_Task objective_
Look through the material below. Copy every line with the string "cgF₁" in it.

_Input records_
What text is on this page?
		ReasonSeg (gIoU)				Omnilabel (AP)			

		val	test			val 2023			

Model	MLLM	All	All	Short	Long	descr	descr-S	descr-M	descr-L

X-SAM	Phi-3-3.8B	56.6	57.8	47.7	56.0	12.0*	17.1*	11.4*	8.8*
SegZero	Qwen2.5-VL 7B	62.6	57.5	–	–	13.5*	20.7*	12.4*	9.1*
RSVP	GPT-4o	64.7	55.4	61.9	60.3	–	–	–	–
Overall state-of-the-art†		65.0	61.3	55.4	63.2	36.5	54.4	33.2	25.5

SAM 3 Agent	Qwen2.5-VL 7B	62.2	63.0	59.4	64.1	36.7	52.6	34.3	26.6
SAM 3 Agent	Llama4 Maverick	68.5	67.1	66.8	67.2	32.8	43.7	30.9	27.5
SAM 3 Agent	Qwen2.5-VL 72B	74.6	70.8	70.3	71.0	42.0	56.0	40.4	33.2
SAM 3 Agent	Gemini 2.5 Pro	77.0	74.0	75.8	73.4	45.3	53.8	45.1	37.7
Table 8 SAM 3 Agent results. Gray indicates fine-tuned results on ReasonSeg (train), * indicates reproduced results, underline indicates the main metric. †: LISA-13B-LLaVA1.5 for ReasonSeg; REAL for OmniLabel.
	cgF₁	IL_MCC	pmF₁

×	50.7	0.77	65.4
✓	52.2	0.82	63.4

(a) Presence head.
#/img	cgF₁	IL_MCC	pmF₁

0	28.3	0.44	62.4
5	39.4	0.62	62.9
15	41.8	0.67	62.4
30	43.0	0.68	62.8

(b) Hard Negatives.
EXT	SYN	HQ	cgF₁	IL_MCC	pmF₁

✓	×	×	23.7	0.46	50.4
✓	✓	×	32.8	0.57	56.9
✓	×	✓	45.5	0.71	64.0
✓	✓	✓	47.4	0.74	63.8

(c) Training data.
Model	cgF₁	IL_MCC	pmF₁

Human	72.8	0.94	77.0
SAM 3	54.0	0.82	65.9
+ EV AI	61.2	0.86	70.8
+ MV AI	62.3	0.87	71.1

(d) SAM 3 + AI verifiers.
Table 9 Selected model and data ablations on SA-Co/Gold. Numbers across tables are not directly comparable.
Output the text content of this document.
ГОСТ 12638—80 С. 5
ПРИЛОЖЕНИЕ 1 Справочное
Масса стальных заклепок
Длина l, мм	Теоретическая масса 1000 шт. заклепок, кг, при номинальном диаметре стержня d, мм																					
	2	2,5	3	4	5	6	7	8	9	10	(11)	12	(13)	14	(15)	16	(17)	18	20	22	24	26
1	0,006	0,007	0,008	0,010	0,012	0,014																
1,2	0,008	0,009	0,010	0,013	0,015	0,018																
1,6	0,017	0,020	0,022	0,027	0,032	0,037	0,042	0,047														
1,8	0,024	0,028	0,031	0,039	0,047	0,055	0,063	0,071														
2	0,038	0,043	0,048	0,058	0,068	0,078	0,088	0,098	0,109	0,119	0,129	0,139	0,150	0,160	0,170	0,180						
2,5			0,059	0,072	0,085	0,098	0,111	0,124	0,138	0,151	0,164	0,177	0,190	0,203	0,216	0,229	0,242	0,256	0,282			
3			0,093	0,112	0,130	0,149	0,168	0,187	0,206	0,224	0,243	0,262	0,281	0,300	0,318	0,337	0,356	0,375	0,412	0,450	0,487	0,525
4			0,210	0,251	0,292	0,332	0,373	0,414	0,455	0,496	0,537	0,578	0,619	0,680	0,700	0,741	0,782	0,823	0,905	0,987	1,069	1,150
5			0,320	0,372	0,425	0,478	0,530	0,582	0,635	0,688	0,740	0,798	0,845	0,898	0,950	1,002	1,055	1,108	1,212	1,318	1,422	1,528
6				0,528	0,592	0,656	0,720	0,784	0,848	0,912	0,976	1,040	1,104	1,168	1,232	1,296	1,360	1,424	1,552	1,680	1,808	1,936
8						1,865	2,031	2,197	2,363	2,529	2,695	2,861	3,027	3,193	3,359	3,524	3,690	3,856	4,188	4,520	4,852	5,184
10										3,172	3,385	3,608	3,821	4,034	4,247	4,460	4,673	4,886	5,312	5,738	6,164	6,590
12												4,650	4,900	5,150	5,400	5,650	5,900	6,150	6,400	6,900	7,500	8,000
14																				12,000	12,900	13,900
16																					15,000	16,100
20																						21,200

_Written response_
	cgF₁	IL_MCC	pmF₁
#/img	cgF₁	IL_MCC	pmF₁
EXT	SYN	HQ	cgF₁	IL_MCC	pmF₁
Model	cgF₁	IL_MCC	pmF₁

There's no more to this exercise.